WHAT IS REQUIRED:
Listed below are entries; give the number of lines among them that include "bronze", and only that number.

Begin ROWS

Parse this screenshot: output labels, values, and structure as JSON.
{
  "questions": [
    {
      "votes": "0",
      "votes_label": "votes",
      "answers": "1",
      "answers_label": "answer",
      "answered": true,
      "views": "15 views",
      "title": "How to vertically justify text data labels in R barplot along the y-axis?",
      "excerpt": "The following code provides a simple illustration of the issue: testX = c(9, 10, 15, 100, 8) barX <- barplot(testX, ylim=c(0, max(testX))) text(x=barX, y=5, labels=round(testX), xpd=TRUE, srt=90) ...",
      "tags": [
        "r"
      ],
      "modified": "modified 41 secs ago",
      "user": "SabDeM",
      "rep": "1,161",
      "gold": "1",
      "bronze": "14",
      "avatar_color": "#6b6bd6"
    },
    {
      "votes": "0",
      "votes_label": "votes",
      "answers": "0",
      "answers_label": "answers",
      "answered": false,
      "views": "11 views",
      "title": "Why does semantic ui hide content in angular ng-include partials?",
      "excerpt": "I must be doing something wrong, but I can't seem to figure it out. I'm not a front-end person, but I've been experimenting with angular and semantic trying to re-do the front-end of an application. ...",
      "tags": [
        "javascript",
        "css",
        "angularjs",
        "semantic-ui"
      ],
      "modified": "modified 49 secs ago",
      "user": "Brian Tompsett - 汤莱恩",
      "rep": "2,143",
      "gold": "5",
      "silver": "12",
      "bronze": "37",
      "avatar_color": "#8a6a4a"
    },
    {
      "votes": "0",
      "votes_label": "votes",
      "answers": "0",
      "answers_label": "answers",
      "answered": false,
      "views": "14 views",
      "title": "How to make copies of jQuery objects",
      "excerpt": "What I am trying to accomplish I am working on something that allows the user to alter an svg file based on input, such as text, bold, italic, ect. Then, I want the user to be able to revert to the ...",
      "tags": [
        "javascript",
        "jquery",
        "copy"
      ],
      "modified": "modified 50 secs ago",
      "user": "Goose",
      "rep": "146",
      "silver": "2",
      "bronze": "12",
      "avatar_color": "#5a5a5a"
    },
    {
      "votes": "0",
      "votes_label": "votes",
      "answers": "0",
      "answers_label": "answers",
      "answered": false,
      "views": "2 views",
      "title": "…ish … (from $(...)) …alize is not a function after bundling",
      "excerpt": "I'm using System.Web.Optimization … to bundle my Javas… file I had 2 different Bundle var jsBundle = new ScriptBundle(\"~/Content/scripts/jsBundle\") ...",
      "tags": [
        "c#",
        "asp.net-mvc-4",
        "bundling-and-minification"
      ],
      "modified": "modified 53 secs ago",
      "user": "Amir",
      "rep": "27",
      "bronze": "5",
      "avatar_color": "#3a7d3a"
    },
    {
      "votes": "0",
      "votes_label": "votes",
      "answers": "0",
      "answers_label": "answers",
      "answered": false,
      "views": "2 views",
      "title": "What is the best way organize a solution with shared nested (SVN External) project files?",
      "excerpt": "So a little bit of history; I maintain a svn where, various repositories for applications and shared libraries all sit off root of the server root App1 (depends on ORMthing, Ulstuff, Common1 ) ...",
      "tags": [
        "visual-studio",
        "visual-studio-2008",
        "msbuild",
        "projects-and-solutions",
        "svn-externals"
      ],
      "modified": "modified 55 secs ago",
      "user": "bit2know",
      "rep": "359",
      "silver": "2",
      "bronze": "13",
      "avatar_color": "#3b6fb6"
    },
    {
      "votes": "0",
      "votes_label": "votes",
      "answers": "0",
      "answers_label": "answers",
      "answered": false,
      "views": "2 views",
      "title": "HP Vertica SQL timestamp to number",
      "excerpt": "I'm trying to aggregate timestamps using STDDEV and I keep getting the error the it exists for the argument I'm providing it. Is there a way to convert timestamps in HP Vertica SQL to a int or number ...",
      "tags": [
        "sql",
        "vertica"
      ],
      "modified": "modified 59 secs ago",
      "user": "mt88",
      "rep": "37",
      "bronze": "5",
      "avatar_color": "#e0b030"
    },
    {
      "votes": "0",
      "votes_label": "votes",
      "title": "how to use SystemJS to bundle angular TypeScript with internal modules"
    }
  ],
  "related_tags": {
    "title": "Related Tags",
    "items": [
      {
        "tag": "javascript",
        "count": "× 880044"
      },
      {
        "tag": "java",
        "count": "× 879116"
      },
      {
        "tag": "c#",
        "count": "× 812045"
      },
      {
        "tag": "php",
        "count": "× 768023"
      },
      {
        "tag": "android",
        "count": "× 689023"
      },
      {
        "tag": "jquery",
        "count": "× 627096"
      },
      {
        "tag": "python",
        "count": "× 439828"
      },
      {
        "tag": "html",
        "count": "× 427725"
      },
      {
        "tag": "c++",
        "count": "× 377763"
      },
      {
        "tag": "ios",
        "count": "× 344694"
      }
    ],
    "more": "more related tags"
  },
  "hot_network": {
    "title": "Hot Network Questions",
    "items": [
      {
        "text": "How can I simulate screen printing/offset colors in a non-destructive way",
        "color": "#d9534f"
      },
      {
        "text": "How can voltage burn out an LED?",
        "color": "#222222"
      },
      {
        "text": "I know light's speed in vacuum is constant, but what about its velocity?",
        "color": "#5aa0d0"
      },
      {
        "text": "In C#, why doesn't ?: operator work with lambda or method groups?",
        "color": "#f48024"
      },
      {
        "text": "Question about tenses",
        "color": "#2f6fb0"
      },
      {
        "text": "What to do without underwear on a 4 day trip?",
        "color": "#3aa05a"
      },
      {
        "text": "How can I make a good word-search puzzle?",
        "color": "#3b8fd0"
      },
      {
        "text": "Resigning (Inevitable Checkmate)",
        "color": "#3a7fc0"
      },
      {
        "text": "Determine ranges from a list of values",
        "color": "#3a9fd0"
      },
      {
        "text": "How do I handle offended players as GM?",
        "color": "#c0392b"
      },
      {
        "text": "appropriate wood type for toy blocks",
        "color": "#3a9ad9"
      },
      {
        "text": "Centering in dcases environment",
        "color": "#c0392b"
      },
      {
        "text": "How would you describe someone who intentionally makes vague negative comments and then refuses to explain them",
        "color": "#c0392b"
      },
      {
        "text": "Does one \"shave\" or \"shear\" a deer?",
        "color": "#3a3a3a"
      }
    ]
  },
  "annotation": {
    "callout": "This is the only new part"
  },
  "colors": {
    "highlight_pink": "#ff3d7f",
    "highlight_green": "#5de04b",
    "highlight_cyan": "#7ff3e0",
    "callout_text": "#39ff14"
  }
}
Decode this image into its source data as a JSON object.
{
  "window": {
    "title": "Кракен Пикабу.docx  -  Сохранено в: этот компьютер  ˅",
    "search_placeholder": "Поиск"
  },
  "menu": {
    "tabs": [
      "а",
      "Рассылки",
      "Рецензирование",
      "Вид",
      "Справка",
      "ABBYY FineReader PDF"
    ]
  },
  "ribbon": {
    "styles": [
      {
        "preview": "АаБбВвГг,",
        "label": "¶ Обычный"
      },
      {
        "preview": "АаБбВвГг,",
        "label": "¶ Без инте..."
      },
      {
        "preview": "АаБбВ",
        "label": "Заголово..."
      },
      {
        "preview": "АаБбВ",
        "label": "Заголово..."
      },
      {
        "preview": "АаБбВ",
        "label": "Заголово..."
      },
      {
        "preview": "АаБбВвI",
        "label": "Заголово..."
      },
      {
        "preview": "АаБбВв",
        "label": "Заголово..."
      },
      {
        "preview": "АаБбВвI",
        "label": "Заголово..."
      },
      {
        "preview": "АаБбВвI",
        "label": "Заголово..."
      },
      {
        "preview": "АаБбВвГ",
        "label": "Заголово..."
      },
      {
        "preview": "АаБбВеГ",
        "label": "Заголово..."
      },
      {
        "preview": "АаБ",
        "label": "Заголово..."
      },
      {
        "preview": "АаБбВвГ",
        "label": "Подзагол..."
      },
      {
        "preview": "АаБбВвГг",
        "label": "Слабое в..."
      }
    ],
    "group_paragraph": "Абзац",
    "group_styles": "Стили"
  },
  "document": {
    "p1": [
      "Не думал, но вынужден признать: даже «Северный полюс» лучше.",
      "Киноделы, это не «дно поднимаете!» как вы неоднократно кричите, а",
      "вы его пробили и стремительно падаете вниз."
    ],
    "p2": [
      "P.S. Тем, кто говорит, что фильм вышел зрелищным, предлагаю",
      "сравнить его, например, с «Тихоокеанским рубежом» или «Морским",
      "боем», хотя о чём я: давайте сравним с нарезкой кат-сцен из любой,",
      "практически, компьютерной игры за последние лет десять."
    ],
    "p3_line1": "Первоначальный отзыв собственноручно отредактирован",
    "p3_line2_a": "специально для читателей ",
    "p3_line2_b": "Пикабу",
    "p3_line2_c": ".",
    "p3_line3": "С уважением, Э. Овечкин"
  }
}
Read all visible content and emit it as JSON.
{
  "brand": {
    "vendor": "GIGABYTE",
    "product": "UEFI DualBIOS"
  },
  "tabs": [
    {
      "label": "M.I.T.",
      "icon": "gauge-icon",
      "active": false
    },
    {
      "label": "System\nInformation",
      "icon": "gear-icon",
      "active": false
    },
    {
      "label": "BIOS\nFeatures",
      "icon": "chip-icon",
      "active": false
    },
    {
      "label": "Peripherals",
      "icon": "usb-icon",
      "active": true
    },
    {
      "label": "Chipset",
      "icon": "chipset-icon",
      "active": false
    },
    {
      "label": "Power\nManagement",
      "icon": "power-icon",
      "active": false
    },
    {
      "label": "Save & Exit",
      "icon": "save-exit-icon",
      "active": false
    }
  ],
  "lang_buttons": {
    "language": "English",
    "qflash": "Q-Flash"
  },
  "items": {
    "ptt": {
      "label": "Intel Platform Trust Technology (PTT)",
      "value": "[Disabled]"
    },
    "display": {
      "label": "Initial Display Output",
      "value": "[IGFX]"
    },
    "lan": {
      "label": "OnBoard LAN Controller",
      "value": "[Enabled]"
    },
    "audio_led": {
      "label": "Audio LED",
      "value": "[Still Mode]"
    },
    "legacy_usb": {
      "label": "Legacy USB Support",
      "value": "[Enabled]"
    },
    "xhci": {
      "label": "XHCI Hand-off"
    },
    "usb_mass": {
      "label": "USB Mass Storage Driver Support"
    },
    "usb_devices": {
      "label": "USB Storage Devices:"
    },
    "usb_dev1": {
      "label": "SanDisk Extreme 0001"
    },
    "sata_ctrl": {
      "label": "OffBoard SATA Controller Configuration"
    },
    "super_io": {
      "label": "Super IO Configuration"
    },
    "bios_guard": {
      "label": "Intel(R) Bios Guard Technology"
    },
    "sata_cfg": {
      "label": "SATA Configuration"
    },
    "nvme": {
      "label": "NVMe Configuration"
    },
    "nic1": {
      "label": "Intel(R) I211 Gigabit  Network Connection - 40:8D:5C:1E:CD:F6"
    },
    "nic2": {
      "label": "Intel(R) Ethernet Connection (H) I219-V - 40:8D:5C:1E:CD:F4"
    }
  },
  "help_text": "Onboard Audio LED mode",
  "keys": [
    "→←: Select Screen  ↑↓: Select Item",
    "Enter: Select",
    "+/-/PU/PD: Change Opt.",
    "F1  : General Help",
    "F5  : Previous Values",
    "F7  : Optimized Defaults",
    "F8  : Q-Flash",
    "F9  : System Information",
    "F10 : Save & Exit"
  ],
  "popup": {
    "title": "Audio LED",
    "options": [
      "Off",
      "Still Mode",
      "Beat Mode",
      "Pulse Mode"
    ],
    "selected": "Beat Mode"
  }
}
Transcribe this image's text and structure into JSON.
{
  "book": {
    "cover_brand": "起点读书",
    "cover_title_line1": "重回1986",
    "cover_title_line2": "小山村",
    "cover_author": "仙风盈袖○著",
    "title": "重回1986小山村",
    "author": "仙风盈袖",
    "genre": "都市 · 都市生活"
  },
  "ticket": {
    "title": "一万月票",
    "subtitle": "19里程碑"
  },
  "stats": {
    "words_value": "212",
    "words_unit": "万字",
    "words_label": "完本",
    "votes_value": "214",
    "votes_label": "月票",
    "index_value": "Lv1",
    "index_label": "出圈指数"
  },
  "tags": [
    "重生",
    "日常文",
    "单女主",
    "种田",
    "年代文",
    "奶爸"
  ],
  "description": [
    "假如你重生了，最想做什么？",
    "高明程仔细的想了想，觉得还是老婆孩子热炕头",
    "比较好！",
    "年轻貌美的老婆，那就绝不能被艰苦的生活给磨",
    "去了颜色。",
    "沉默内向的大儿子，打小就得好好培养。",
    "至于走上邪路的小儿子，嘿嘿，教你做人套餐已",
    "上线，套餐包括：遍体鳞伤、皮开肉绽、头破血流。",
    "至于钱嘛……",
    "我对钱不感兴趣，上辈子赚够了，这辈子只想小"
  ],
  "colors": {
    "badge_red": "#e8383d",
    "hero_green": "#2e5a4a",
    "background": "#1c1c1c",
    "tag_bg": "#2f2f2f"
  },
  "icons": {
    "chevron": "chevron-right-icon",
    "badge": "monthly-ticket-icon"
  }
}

End ROWS

THE OUTPUT:
6